Stored data
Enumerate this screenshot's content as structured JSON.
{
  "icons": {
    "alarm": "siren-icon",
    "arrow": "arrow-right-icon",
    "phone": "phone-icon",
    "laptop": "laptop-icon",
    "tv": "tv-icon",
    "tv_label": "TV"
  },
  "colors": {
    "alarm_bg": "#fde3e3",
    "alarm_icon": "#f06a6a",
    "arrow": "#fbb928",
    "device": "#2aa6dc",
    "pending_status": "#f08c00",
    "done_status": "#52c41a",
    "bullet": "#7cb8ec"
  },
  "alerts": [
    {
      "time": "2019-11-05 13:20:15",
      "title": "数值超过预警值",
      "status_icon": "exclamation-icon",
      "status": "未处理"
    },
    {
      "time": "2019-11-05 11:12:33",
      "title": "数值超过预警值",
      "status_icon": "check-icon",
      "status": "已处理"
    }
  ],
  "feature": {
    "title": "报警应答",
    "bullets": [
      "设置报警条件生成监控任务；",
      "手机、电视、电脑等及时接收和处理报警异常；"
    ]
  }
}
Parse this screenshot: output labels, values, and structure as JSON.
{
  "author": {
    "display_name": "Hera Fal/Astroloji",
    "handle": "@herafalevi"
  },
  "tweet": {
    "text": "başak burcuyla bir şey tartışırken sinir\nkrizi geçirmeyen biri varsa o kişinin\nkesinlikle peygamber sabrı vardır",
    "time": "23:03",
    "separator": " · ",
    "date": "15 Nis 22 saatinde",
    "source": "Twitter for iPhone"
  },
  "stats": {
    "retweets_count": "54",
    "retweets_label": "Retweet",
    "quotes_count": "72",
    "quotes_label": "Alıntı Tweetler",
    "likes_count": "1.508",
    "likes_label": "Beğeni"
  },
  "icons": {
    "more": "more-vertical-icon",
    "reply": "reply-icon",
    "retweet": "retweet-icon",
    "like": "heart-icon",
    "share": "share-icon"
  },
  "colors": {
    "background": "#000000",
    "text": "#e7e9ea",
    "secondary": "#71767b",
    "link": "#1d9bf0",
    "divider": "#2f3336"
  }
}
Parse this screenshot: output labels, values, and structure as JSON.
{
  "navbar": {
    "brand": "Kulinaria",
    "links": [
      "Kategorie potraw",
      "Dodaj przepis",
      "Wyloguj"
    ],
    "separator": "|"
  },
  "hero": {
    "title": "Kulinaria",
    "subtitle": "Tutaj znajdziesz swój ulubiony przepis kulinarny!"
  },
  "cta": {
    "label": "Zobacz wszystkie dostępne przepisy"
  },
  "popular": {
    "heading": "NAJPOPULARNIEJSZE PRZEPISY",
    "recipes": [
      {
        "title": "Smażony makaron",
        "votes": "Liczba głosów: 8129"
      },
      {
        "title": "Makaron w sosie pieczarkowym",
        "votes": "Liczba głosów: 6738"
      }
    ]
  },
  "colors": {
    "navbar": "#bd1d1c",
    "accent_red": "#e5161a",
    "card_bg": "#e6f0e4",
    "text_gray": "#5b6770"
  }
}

— Request —
Above are the records; copy all of them exactly.

— Exercise response —
Enumerate this screenshot's content as structured JSON.
{
  "icons": {
    "alarm": "siren-icon",
    "arrow": "arrow-right-icon",
    "phone": "phone-icon",
    "laptop": "laptop-icon",
    "tv": "tv-icon",
    "tv_label": "TV"
  },
  "colors": {
    "alarm_bg": "#fde3e3",
    "alarm_icon": "#f06a6a",
    "arrow": "#fbb928",
    "device": "#2aa6dc",
    "pending_status": "#f08c00",
    "done_status": "#52c41a",
    "bullet": "#7cb8ec"
  },
  "alerts": [
    {
      "time": "2019-11-05 13:20:15",
      "title": "数值超过预警值",
      "status_icon": "exclamation-icon",
      "status": "未处理"
    },
    {
      "time": "2019-11-05 11:12:33",
      "title": "数值超过预警值",
      "status_icon": "check-icon",
      "status": "已处理"
    }
  ],
  "feature": {
    "title": "报警应答",
    "bullets": [
      "设置报警条件生成监控任务；",
      "手机、电视、电脑等及时接收和处理报警异常；"
    ]
  }
}
Parse this screenshot: output labels, values, and structure as JSON.
{
  "author": {
    "display_name": "Hera Fal/Astroloji",
    "handle": "@herafalevi"
  },
  "tweet": {
    "text": "başak burcuyla bir şey tartışırken sinir\nkrizi geçirmeyen biri varsa o kişinin\nkesinlikle peygamber sabrı vardır",
    "time": "23:03",
    "separator": " · ",
    "date": "15 Nis 22 saatinde",
    "source": "Twitter for iPhone"
  },
  "stats": {
    "retweets_count": "54",
    "retweets_label": "Retweet",
    "quotes_count": "72",
    "quotes_label": "Alıntı Tweetler",
    "likes_count": "1.508",
    "likes_label": "Beğeni"
  },
  "icons": {
    "more": "more-vertical-icon",
    "reply": "reply-icon",
    "retweet": "retweet-icon",
    "like": "heart-icon",
    "share": "share-icon"
  },
  "colors": {
    "background": "#000000",
    "text": "#e7e9ea",
    "secondary": "#71767b",
    "link": "#1d9bf0",
    "divider": "#2f3336"
  }
}
Parse this screenshot: output labels, values, and structure as JSON.
{
  "navbar": {
    "brand": "Kulinaria",
    "links": [
      "Kategorie potraw",
      "Dodaj przepis",
      "Wyloguj"
    ],
    "separator": "|"
  },
  "hero": {
    "title": "Kulinaria",
    "subtitle": "Tutaj znajdziesz swój ulubiony przepis kulinarny!"
  },
  "cta": {
    "label": "Zobacz wszystkie dostępne przepisy"
  },
  "popular": {
    "heading": "NAJPOPULARNIEJSZE PRZEPISY",
    "recipes": [
      {
        "title": "Smażony makaron",
        "votes": "Liczba głosów: 8129"
      },
      {
        "title": "Makaron w sosie pieczarkowym",
        "votes": "Liczba głosów: 6738"
      }
    ]
  },
  "colors": {
    "navbar": "#bd1d1c",
    "accent_red": "#e5161a",
    "card_bg": "#e6f0e4",
    "text_gray": "#5b6770"
  }
}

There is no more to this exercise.